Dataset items

==================================================

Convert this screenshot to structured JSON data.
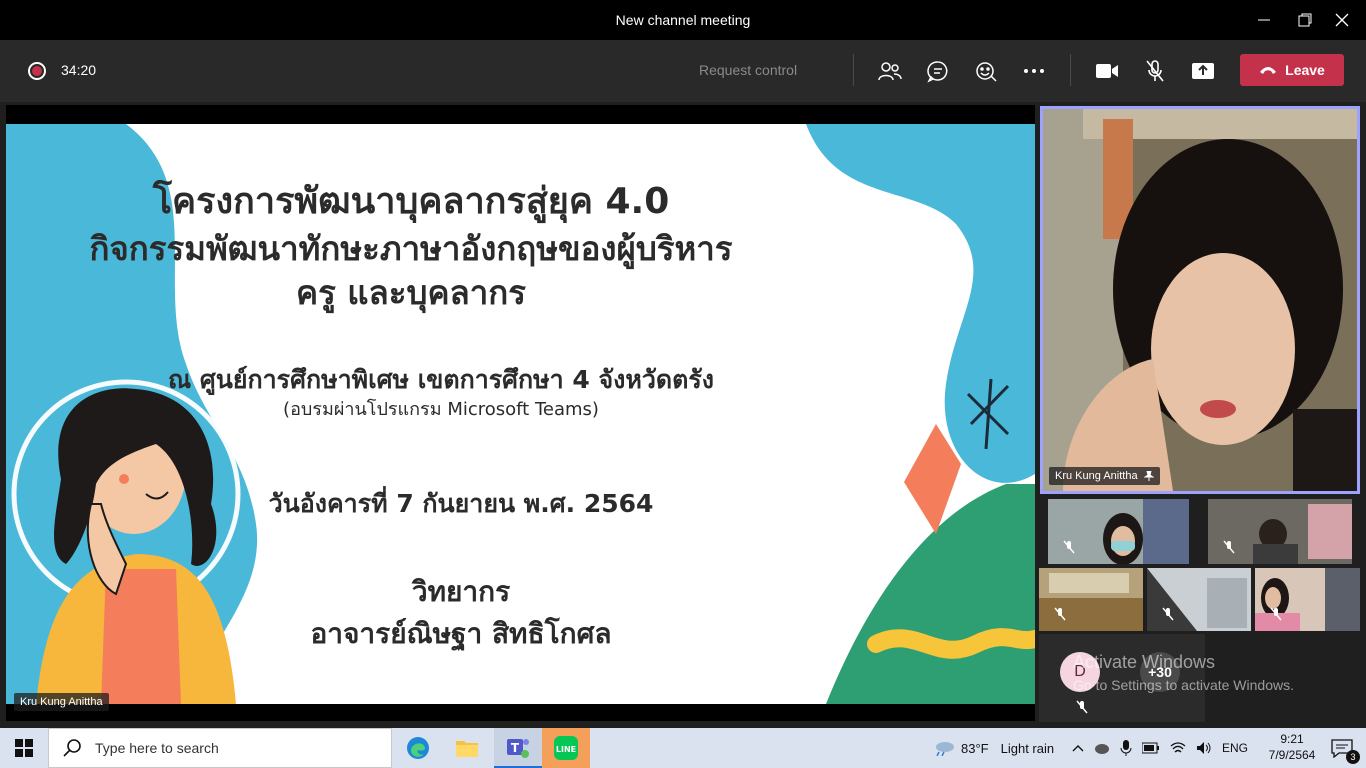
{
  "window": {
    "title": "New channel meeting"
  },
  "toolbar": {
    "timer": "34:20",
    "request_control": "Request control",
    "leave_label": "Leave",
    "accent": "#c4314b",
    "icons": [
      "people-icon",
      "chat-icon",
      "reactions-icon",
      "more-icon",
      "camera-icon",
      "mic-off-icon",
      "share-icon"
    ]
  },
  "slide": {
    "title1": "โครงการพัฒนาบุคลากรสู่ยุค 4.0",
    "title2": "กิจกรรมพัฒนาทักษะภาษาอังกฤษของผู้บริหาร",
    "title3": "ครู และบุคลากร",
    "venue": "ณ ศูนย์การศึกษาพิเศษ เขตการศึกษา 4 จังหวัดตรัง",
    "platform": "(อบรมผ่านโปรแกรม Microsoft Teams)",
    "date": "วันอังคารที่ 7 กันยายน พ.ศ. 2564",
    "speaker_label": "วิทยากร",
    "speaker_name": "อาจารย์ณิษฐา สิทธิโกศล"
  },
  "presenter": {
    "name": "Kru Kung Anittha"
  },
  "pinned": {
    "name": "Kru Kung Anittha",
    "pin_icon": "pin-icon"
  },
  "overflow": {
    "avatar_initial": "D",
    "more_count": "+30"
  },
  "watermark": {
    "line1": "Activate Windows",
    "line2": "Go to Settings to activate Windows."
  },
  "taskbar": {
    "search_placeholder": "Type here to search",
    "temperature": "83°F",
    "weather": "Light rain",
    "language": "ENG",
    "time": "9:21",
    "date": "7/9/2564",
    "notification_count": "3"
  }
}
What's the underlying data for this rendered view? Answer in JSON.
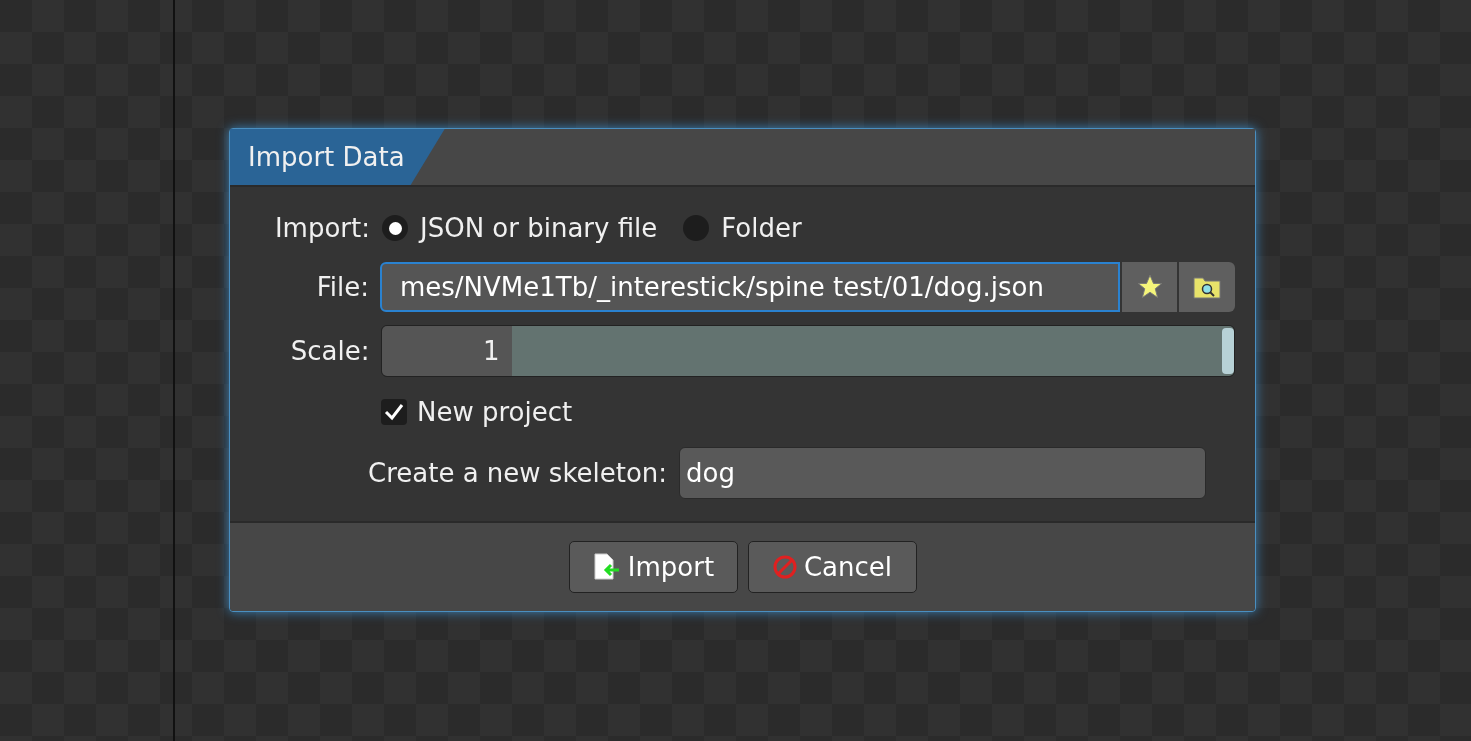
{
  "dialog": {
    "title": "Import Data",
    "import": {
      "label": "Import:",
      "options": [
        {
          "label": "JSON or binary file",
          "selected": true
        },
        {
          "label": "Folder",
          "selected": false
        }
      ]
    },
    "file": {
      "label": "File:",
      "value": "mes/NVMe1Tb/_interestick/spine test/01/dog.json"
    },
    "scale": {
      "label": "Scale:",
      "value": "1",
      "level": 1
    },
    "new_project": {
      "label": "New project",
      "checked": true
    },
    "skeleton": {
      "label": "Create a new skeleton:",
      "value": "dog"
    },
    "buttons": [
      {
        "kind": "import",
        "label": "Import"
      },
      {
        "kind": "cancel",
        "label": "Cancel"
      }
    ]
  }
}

==================================================

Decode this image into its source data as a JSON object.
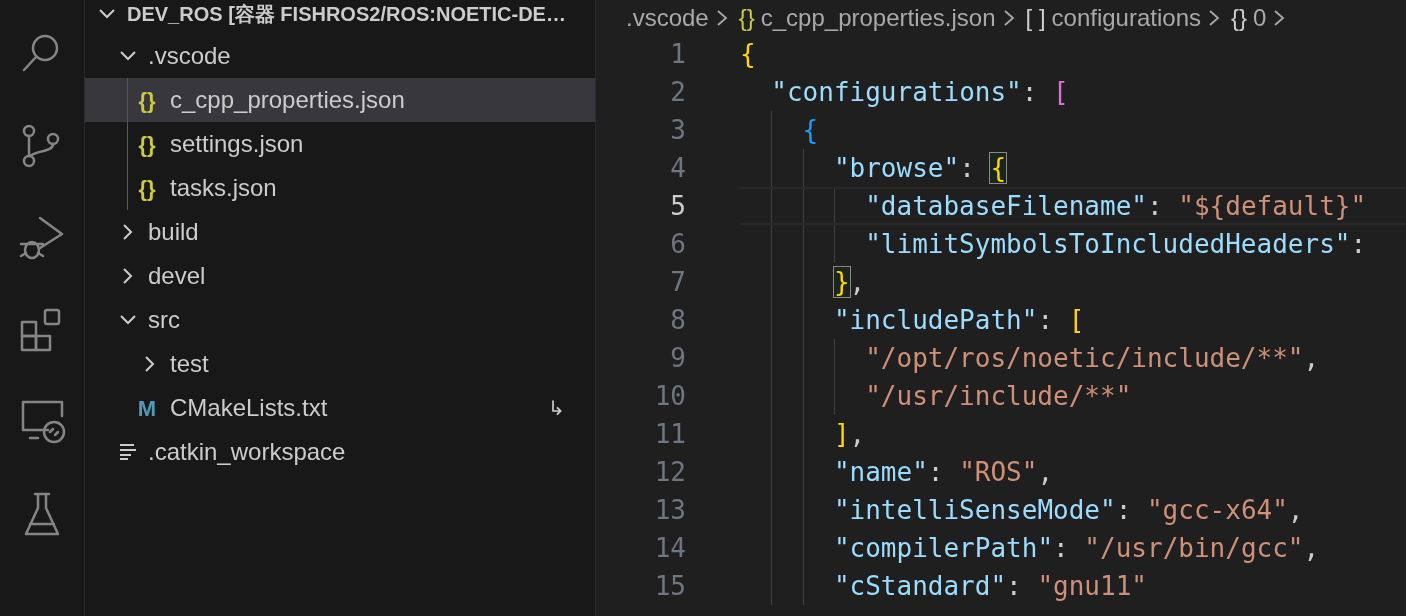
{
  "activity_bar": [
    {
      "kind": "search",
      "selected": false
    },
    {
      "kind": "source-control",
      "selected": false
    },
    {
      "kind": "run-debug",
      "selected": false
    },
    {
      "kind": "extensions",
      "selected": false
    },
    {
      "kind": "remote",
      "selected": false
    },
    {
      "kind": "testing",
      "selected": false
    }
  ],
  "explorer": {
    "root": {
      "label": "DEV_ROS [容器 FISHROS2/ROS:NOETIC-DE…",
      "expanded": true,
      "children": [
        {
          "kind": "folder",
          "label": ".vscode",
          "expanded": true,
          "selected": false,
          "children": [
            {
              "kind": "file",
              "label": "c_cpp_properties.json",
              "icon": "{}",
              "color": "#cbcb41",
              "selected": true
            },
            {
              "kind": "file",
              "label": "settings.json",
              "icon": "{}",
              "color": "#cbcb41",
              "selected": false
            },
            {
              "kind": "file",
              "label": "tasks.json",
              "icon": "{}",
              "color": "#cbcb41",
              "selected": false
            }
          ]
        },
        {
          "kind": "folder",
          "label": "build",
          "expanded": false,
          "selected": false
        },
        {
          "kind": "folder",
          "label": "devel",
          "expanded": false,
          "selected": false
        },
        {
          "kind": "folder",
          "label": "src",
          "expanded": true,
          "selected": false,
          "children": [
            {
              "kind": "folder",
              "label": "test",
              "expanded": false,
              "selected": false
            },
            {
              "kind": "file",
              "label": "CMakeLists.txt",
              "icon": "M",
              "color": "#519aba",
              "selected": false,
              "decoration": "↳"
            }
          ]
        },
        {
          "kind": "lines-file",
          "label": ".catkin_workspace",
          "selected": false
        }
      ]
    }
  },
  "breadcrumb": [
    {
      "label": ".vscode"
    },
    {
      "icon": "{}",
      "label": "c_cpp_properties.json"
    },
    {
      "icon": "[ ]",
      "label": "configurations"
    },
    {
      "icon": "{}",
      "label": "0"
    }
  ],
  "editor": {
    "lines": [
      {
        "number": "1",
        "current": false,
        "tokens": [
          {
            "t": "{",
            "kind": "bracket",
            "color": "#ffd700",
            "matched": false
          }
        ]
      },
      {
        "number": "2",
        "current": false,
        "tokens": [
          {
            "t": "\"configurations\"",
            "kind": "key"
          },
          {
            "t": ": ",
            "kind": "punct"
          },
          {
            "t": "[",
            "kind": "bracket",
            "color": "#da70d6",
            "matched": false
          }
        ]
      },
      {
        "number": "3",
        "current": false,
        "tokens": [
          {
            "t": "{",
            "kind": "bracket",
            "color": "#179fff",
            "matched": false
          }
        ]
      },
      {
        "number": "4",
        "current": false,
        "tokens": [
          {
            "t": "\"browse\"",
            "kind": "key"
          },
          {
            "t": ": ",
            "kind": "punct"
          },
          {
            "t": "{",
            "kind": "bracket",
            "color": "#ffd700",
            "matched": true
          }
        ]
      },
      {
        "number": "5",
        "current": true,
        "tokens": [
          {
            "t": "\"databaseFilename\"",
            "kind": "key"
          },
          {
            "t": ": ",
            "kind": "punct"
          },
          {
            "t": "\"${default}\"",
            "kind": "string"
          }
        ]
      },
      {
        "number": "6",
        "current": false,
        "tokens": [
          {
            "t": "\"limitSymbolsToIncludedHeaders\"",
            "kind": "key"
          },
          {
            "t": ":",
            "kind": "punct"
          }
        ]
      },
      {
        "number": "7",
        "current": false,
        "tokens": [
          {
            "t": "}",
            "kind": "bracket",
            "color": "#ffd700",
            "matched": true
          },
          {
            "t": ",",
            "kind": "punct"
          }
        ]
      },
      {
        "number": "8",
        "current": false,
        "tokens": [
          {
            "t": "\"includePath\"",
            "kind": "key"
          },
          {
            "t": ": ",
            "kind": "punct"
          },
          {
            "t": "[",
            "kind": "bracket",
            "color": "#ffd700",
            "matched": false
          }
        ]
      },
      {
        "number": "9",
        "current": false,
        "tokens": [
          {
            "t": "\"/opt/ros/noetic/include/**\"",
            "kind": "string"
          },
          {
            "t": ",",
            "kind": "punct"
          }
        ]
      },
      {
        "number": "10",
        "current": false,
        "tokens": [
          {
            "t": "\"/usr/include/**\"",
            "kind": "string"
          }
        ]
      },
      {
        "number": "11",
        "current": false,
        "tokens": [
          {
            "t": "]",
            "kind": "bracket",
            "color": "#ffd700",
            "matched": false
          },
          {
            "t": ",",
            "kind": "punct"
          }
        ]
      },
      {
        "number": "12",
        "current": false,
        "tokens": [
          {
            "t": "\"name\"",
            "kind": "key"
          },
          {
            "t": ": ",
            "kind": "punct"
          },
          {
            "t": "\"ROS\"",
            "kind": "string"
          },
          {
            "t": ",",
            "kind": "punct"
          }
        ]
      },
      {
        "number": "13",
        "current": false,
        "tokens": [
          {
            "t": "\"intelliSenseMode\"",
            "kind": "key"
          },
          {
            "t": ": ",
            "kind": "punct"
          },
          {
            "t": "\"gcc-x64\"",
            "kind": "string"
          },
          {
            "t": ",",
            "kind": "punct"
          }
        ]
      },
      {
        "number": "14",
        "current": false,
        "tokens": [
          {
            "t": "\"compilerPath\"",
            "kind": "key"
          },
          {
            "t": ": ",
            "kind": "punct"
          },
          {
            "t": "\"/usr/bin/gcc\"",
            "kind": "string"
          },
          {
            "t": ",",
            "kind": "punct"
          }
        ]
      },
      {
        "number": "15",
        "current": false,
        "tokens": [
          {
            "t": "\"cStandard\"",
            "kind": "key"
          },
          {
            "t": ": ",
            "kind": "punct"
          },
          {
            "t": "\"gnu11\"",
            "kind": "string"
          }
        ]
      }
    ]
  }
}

==================================================

» EXERCISE PROMPT: Locate the lines above that contain "date" and copy them.

» RESULT OF THIS TASK:
    "date": "วันอังคารที่ 7 กันยายน พ.ศ. 2564",
    "date": "7/9/2564",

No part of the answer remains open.